Provided records:

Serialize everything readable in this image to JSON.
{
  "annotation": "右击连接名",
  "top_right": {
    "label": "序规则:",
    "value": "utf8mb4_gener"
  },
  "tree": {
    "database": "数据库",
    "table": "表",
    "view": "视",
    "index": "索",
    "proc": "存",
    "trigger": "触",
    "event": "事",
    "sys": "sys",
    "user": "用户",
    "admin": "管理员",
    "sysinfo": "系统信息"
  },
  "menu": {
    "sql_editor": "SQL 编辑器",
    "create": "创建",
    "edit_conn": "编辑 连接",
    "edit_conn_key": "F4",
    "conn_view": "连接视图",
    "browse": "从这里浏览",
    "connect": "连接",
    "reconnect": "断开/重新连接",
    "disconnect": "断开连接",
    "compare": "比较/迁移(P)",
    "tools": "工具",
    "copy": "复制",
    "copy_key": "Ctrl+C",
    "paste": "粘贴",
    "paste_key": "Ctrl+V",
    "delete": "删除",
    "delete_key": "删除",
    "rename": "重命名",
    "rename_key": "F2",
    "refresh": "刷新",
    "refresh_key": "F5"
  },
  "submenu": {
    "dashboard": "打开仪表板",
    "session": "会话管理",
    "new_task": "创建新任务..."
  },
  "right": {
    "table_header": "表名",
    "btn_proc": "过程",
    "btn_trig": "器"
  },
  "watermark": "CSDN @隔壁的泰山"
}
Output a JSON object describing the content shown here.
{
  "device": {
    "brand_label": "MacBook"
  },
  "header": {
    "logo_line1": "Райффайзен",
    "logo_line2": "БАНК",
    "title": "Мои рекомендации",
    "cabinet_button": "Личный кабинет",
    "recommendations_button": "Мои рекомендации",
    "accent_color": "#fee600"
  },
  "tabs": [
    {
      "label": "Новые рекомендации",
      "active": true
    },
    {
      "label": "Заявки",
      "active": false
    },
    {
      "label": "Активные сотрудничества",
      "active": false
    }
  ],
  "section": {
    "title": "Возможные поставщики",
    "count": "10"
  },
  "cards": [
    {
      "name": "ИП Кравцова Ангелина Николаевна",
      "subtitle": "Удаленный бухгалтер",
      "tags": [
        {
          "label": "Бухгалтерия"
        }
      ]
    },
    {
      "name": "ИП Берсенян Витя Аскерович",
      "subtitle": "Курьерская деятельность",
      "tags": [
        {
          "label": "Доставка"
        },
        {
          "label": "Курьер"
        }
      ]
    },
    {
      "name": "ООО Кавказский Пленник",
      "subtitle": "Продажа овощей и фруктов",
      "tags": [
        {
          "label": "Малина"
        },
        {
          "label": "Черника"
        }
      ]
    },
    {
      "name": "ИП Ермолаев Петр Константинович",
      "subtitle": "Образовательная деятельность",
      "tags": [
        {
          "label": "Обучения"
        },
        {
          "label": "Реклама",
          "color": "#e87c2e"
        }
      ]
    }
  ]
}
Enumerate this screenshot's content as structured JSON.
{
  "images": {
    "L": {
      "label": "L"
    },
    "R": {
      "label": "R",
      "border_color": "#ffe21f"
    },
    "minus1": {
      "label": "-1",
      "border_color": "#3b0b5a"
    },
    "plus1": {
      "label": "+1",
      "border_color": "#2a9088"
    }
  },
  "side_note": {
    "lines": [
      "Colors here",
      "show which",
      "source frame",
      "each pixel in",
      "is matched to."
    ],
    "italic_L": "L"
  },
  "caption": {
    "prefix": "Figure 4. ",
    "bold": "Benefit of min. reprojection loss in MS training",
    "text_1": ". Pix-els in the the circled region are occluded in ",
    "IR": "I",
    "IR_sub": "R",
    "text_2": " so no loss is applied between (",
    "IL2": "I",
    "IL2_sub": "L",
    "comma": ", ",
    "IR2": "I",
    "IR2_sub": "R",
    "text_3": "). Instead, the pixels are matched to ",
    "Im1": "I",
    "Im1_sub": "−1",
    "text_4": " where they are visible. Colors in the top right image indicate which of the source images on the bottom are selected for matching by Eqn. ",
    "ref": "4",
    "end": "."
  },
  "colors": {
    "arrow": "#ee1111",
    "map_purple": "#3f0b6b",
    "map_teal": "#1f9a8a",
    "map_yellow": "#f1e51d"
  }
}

What the task requires:
Copy out each record exactly as given, omitting none.

Response:
Serialize everything readable in this image to JSON.
{
  "annotation": "右击连接名",
  "top_right": {
    "label": "序规则:",
    "value": "utf8mb4_gener"
  },
  "tree": {
    "database": "数据库",
    "table": "表",
    "view": "视",
    "index": "索",
    "proc": "存",
    "trigger": "触",
    "event": "事",
    "sys": "sys",
    "user": "用户",
    "admin": "管理员",
    "sysinfo": "系统信息"
  },
  "menu": {
    "sql_editor": "SQL 编辑器",
    "create": "创建",
    "edit_conn": "编辑 连接",
    "edit_conn_key": "F4",
    "conn_view": "连接视图",
    "browse": "从这里浏览",
    "connect": "连接",
    "reconnect": "断开/重新连接",
    "disconnect": "断开连接",
    "compare": "比较/迁移(P)",
    "tools": "工具",
    "copy": "复制",
    "copy_key": "Ctrl+C",
    "paste": "粘贴",
    "paste_key": "Ctrl+V",
    "delete": "删除",
    "delete_key": "删除",
    "rename": "重命名",
    "rename_key": "F2",
    "refresh": "刷新",
    "refresh_key": "F5"
  },
  "submenu": {
    "dashboard": "打开仪表板",
    "session": "会话管理",
    "new_task": "创建新任务..."
  },
  "right": {
    "table_header": "表名",
    "btn_proc": "过程",
    "btn_trig": "器"
  },
  "watermark": "CSDN @隔壁的泰山"
}
Output a JSON object describing the content shown here.
{
  "device": {
    "brand_label": "MacBook"
  },
  "header": {
    "logo_line1": "Райффайзен",
    "logo_line2": "БАНК",
    "title": "Мои рекомендации",
    "cabinet_button": "Личный кабинет",
    "recommendations_button": "Мои рекомендации",
    "accent_color": "#fee600"
  },
  "tabs": [
    {
      "label": "Новые рекомендации",
      "active": true
    },
    {
      "label": "Заявки",
      "active": false
    },
    {
      "label": "Активные сотрудничества",
      "active": false
    }
  ],
  "section": {
    "title": "Возможные поставщики",
    "count": "10"
  },
  "cards": [
    {
      "name": "ИП Кравцова Ангелина Николаевна",
      "subtitle": "Удаленный бухгалтер",
      "tags": [
        {
          "label": "Бухгалтерия"
        }
      ]
    },
    {
      "name": "ИП Берсенян Витя Аскерович",
      "subtitle": "Курьерская деятельность",
      "tags": [
        {
          "label": "Доставка"
        },
        {
          "label": "Курьер"
        }
      ]
    },
    {
      "name": "ООО Кавказский Пленник",
      "subtitle": "Продажа овощей и фруктов",
      "tags": [
        {
          "label": "Малина"
        },
        {
          "label": "Черника"
        }
      ]
    },
    {
      "name": "ИП Ермолаев Петр Константинович",
      "subtitle": "Образовательная деятельность",
      "tags": [
        {
          "label": "Обучения"
        },
        {
          "label": "Реклама",
          "color": "#e87c2e"
        }
      ]
    }
  ]
}
Enumerate this screenshot's content as structured JSON.
{
  "images": {
    "L": {
      "label": "L"
    },
    "R": {
      "label": "R",
      "border_color": "#ffe21f"
    },
    "minus1": {
      "label": "-1",
      "border_color": "#3b0b5a"
    },
    "plus1": {
      "label": "+1",
      "border_color": "#2a9088"
    }
  },
  "side_note": {
    "lines": [
      "Colors here",
      "show which",
      "source frame",
      "each pixel in",
      "is matched to."
    ],
    "italic_L": "L"
  },
  "caption": {
    "prefix": "Figure 4. ",
    "bold": "Benefit of min. reprojection loss in MS training",
    "text_1": ". Pix-els in the the circled region are occluded in ",
    "IR": "I",
    "IR_sub": "R",
    "text_2": " so no loss is applied between (",
    "IL2": "I",
    "IL2_sub": "L",
    "comma": ", ",
    "IR2": "I",
    "IR2_sub": "R",
    "text_3": "). Instead, the pixels are matched to ",
    "Im1": "I",
    "Im1_sub": "−1",
    "text_4": " where they are visible. Colors in the top right image indicate which of the source images on the bottom are selected for matching by Eqn. ",
    "ref": "4",
    "end": "."
  },
  "colors": {
    "arrow": "#ee1111",
    "map_purple": "#3f0b6b",
    "map_teal": "#1f9a8a",
    "map_yellow": "#f1e51d"
  }
}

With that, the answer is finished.